→ Exercise details
The listing below is the input. Say how many of its lines contain "Redial", giving the number alone.

[Dataset entries]
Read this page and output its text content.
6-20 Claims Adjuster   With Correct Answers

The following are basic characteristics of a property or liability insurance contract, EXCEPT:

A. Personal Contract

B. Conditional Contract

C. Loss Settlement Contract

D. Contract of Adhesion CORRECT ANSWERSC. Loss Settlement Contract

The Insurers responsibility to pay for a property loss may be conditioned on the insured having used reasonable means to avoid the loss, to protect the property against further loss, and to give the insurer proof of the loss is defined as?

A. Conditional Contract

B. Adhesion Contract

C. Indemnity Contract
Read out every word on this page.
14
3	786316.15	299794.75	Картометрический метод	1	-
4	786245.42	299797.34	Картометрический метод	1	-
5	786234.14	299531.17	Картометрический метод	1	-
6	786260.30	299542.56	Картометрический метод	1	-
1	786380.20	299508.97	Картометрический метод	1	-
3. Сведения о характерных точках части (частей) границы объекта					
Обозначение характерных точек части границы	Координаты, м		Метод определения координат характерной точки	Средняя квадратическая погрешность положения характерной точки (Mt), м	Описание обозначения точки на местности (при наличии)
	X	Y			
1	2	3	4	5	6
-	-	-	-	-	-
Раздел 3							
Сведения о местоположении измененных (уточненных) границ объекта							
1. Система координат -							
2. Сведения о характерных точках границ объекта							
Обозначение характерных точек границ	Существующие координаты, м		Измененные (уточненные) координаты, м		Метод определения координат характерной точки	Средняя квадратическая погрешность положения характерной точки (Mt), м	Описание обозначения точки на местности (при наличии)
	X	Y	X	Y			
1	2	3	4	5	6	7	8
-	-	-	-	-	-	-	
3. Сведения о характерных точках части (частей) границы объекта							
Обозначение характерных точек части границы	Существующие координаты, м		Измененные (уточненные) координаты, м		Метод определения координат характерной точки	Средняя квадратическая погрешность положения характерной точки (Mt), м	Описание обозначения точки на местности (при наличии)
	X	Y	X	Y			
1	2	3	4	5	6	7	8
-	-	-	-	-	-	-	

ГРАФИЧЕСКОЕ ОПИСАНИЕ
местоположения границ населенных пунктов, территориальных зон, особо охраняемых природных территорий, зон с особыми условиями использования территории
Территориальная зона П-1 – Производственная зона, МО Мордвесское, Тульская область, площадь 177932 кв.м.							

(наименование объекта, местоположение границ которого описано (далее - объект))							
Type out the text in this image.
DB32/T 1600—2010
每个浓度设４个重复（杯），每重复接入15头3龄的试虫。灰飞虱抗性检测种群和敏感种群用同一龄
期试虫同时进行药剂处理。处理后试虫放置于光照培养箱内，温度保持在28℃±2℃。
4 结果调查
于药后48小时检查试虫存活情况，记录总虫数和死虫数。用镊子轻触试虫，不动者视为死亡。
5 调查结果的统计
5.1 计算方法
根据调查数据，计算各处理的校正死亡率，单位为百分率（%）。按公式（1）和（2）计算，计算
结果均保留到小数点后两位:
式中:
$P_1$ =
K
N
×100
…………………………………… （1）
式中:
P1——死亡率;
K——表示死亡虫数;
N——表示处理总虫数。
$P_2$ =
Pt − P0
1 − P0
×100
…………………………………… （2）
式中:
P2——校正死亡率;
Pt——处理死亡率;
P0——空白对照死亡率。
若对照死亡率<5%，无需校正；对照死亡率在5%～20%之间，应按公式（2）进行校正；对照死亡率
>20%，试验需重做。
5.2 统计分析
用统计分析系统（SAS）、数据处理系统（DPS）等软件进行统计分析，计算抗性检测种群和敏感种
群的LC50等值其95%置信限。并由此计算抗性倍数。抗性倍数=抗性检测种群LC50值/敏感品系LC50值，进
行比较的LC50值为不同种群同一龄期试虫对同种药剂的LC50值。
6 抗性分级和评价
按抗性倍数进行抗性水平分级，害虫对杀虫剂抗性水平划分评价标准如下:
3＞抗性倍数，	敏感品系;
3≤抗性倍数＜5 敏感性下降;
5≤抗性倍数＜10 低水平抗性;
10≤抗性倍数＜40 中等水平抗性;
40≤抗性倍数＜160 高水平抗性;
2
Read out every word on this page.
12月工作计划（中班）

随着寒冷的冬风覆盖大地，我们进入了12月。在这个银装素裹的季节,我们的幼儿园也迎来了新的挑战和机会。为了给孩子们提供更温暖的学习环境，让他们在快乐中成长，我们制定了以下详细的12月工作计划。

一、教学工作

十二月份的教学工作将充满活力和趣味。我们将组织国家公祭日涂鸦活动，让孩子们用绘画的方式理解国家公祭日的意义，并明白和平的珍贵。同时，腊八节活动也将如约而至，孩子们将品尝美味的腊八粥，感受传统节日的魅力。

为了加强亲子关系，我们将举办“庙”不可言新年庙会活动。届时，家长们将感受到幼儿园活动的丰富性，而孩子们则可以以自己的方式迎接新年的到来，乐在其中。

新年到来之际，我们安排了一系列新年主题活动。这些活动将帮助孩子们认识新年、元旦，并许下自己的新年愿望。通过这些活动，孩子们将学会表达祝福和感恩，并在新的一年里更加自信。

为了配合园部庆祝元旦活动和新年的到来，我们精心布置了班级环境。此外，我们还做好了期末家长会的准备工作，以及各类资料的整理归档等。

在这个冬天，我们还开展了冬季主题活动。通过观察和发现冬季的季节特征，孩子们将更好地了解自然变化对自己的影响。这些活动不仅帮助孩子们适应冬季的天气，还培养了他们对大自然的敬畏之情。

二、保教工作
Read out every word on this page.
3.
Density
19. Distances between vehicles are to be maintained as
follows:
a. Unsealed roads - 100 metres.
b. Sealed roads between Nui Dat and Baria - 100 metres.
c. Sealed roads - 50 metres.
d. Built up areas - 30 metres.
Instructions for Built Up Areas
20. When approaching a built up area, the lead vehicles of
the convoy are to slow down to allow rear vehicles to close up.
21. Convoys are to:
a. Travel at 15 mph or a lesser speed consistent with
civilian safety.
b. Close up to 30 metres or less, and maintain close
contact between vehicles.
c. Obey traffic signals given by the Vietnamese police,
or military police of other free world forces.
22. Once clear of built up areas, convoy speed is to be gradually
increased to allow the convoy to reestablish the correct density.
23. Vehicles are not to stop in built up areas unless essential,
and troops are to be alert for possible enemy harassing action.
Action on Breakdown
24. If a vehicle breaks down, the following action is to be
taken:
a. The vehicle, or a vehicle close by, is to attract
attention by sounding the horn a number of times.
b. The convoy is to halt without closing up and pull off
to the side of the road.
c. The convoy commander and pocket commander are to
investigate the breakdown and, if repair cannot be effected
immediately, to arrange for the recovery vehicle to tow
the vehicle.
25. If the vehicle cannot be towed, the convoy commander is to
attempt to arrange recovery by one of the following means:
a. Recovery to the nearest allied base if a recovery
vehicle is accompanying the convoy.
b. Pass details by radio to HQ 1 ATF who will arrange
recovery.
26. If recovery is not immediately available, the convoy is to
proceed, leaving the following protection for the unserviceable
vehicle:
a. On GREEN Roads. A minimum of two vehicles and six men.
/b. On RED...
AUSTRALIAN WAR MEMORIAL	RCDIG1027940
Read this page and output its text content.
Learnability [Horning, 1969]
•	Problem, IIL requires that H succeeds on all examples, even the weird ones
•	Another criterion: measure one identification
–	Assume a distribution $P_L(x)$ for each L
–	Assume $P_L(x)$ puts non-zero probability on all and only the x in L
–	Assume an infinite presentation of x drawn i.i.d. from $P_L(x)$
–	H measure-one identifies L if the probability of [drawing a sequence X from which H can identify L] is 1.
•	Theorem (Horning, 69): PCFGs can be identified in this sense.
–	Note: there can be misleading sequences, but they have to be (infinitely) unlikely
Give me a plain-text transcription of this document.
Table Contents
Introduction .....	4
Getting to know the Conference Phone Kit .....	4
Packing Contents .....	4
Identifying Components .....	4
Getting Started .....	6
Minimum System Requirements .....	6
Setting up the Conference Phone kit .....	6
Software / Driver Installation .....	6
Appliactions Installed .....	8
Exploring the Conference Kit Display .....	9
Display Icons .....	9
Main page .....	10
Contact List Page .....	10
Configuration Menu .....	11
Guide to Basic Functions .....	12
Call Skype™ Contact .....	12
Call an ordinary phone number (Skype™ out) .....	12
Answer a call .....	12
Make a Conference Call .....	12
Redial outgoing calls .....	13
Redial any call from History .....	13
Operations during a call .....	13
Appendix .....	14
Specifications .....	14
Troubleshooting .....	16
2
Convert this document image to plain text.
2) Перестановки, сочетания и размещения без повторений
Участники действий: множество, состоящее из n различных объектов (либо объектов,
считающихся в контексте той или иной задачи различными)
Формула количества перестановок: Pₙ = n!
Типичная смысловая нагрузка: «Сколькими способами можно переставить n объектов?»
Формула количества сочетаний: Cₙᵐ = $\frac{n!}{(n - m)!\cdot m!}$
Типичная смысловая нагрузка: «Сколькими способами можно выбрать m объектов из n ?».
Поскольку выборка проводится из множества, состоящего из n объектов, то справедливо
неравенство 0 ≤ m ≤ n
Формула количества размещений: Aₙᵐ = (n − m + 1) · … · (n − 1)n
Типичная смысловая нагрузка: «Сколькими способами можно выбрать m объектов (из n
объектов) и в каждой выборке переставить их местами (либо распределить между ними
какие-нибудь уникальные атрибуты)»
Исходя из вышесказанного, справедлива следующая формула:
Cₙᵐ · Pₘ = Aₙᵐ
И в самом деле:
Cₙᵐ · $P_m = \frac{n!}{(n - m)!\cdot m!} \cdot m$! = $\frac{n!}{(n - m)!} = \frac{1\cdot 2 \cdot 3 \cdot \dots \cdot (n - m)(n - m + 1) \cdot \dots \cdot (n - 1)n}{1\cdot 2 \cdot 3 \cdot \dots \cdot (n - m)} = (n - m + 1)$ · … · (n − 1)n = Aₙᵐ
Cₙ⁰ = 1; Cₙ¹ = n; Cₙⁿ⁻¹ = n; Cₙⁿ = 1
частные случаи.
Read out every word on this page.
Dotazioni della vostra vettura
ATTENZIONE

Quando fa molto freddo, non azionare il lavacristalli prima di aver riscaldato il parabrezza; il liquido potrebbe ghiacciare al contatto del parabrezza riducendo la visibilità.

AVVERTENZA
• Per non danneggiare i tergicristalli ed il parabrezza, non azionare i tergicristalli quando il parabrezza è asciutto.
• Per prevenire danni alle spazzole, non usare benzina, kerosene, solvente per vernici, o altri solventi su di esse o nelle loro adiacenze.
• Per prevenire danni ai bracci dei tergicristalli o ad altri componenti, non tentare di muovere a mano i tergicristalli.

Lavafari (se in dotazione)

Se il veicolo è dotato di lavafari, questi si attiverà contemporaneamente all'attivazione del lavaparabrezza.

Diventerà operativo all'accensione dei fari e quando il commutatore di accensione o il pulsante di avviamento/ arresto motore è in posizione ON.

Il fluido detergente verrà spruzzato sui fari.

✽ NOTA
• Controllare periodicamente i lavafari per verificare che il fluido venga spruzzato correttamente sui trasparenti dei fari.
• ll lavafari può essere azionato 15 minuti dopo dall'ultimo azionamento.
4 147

→ Full response
2